_Data for the task_
--- start ---

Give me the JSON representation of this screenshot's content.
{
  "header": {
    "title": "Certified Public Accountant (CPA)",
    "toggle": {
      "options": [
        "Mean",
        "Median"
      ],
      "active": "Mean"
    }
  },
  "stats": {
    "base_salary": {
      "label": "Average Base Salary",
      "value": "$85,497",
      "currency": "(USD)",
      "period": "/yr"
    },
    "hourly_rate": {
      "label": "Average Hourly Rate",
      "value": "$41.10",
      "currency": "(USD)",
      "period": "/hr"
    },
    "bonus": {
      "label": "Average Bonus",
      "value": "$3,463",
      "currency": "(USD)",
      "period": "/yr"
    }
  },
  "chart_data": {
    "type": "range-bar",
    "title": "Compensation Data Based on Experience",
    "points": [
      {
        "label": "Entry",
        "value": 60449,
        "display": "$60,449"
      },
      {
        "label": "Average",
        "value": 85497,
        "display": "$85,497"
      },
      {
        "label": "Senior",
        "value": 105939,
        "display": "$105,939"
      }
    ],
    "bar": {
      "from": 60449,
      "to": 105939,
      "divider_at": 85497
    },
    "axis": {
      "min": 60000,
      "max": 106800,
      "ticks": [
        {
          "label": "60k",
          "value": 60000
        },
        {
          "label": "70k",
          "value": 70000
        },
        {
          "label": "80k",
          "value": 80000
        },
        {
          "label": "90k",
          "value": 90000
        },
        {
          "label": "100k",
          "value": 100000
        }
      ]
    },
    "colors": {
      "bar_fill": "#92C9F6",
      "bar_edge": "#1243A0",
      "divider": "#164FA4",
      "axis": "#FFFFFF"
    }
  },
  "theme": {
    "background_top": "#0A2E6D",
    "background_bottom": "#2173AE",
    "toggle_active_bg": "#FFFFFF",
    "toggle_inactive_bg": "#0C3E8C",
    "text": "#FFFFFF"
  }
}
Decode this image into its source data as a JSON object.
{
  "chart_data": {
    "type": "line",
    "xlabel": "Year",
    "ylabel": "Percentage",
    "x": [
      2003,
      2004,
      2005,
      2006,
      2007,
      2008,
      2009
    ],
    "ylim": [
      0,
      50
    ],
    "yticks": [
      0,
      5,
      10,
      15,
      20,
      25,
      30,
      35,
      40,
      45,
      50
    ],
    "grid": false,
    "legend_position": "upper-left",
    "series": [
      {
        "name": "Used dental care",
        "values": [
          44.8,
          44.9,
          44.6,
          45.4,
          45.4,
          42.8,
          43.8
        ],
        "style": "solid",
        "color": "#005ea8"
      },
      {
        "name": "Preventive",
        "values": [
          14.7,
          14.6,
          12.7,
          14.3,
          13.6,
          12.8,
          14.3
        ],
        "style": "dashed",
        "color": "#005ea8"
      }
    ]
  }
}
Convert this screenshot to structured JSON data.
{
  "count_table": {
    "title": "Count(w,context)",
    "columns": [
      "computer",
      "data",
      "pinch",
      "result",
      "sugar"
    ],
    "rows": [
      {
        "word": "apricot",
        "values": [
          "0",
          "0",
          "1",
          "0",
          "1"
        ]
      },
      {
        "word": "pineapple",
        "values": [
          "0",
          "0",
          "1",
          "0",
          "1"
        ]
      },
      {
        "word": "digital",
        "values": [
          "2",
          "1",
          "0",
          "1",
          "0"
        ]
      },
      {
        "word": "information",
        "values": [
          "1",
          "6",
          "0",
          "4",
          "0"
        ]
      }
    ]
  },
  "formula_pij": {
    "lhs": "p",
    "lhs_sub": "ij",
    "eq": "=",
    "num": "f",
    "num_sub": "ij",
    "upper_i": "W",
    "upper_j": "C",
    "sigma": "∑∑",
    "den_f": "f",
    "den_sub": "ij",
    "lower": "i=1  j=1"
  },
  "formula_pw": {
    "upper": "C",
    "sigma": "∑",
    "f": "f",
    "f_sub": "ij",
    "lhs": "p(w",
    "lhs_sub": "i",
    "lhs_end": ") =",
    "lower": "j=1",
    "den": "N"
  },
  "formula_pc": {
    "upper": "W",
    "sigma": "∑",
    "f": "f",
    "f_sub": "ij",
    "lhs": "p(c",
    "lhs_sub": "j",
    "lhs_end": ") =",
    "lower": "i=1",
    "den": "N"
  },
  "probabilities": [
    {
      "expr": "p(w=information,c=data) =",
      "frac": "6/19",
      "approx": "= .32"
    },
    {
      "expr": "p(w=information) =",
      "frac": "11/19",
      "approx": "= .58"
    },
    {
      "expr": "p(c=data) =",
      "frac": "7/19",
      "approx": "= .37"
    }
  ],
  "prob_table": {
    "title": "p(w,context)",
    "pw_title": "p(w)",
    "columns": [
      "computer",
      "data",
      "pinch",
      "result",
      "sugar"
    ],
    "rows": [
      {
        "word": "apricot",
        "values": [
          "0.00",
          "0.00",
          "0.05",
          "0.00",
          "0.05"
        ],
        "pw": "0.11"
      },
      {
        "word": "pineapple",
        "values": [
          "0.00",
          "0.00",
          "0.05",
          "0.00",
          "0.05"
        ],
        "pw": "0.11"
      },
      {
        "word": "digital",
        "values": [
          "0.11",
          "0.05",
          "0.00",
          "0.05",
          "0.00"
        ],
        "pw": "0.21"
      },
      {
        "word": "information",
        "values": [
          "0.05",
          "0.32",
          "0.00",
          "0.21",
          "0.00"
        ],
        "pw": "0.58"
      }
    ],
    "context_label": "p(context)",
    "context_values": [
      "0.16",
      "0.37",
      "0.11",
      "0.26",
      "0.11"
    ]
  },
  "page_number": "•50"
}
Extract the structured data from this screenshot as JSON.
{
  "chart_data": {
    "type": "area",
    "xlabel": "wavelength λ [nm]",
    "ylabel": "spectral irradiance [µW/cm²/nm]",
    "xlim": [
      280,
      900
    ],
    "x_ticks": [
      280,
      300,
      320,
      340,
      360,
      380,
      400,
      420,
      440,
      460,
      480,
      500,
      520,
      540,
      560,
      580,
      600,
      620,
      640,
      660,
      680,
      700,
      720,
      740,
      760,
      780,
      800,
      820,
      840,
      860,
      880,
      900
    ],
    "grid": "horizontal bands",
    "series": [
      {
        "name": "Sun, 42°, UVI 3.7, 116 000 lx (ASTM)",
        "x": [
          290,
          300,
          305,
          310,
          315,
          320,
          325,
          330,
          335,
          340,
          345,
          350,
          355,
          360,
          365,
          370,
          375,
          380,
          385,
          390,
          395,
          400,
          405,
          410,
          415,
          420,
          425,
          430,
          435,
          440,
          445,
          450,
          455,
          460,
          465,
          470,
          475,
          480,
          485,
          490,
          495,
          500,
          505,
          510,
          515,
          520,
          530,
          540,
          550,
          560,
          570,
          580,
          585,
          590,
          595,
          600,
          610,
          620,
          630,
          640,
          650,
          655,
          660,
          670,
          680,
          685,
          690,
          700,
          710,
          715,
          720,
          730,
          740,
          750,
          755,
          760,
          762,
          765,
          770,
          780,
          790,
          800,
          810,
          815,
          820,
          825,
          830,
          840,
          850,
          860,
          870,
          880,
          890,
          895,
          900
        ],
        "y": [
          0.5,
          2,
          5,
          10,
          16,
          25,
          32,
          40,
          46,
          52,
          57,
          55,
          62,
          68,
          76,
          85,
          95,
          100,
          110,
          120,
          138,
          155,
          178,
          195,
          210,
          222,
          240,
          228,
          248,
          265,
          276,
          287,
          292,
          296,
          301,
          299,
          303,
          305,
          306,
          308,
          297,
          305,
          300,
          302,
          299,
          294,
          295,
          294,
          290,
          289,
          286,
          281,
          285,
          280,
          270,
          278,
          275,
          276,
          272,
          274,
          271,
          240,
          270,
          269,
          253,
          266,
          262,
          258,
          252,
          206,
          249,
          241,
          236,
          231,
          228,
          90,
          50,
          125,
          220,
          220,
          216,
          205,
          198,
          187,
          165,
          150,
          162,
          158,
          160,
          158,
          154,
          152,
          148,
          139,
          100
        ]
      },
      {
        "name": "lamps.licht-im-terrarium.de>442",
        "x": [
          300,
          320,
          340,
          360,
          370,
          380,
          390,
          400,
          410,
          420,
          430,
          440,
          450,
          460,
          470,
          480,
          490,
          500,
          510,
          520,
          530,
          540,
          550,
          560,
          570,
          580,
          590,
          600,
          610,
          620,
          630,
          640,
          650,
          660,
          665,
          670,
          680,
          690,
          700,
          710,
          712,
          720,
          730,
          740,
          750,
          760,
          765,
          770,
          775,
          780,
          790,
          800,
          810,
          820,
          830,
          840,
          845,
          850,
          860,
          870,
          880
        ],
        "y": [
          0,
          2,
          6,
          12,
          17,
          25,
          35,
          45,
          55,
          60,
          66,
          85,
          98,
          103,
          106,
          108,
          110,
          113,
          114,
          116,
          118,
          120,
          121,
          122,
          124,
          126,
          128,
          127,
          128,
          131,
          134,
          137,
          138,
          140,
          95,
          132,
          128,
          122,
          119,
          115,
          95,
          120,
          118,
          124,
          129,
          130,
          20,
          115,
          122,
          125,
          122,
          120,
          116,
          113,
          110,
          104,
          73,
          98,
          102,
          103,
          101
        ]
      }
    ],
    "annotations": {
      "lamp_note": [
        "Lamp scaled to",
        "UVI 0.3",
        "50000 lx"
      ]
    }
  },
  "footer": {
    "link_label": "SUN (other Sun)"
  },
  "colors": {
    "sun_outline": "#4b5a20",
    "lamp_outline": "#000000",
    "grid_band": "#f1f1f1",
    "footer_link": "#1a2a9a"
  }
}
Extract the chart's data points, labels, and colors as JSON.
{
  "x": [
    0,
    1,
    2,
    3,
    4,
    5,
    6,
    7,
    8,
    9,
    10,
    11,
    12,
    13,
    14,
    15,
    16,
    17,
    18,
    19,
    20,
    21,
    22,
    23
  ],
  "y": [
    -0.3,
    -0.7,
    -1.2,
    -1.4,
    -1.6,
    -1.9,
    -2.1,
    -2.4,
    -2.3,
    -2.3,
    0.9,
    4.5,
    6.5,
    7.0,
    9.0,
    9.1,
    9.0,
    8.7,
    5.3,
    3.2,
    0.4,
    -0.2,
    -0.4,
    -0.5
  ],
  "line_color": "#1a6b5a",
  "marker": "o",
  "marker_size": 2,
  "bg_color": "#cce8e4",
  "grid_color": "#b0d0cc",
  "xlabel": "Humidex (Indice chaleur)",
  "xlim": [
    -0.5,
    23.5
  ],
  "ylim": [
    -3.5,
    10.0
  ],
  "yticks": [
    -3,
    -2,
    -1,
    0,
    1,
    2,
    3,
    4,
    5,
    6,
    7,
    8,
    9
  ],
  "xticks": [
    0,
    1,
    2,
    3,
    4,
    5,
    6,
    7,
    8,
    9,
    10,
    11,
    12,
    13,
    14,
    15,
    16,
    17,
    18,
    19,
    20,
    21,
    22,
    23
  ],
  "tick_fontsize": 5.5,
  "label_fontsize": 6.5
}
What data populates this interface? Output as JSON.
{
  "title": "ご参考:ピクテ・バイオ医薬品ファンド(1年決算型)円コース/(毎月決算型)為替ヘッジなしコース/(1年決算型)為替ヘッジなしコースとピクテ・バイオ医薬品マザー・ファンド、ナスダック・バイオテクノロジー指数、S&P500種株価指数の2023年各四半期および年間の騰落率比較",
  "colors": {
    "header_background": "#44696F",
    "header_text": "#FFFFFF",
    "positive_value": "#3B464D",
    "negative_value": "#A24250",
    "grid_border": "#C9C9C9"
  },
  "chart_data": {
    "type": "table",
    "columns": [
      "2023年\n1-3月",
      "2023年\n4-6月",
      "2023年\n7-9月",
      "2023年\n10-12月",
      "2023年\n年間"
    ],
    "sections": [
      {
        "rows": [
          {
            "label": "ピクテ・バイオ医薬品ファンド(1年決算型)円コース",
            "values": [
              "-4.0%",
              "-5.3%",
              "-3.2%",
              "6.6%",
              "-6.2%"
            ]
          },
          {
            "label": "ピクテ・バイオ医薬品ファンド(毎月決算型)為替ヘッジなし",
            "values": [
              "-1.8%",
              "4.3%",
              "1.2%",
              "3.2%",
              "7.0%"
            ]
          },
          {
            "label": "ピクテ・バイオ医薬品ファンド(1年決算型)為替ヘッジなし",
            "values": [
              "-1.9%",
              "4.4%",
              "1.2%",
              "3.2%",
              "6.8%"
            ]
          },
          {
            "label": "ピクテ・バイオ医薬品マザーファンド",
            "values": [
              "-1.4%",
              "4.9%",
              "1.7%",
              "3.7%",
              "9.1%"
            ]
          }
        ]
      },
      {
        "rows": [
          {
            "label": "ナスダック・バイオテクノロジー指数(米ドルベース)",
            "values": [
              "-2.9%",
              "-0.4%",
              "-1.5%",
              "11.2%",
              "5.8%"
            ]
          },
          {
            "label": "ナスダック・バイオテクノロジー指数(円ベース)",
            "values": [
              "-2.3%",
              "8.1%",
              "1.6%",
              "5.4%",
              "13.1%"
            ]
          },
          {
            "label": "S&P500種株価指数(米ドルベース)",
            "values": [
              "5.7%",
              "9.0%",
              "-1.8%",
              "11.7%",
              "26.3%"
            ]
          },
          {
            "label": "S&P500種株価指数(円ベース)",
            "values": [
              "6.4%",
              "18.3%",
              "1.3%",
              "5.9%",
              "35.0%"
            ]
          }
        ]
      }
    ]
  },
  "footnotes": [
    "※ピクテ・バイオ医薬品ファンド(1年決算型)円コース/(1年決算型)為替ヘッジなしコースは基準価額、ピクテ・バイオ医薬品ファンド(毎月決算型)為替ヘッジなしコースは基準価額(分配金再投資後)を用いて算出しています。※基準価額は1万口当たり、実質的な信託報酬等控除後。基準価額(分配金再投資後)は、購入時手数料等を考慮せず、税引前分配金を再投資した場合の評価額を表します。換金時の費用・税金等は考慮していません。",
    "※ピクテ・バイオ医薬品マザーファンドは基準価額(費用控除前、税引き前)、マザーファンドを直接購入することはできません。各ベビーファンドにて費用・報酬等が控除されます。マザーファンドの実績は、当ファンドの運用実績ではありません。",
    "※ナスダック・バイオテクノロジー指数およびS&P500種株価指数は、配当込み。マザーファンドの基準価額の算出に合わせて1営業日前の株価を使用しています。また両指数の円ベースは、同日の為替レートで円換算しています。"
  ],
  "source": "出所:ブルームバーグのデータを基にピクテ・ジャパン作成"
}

--- end ---

_Challenge_
Gather each line in the entries above where the string "FFFFFF" is found.

_Solution below_
      "axis": "#FFFFFF"
    "toggle_active_bg": "#FFFFFF",
    "text": "#FFFFFF"
    "header_text": "#FFFFFF",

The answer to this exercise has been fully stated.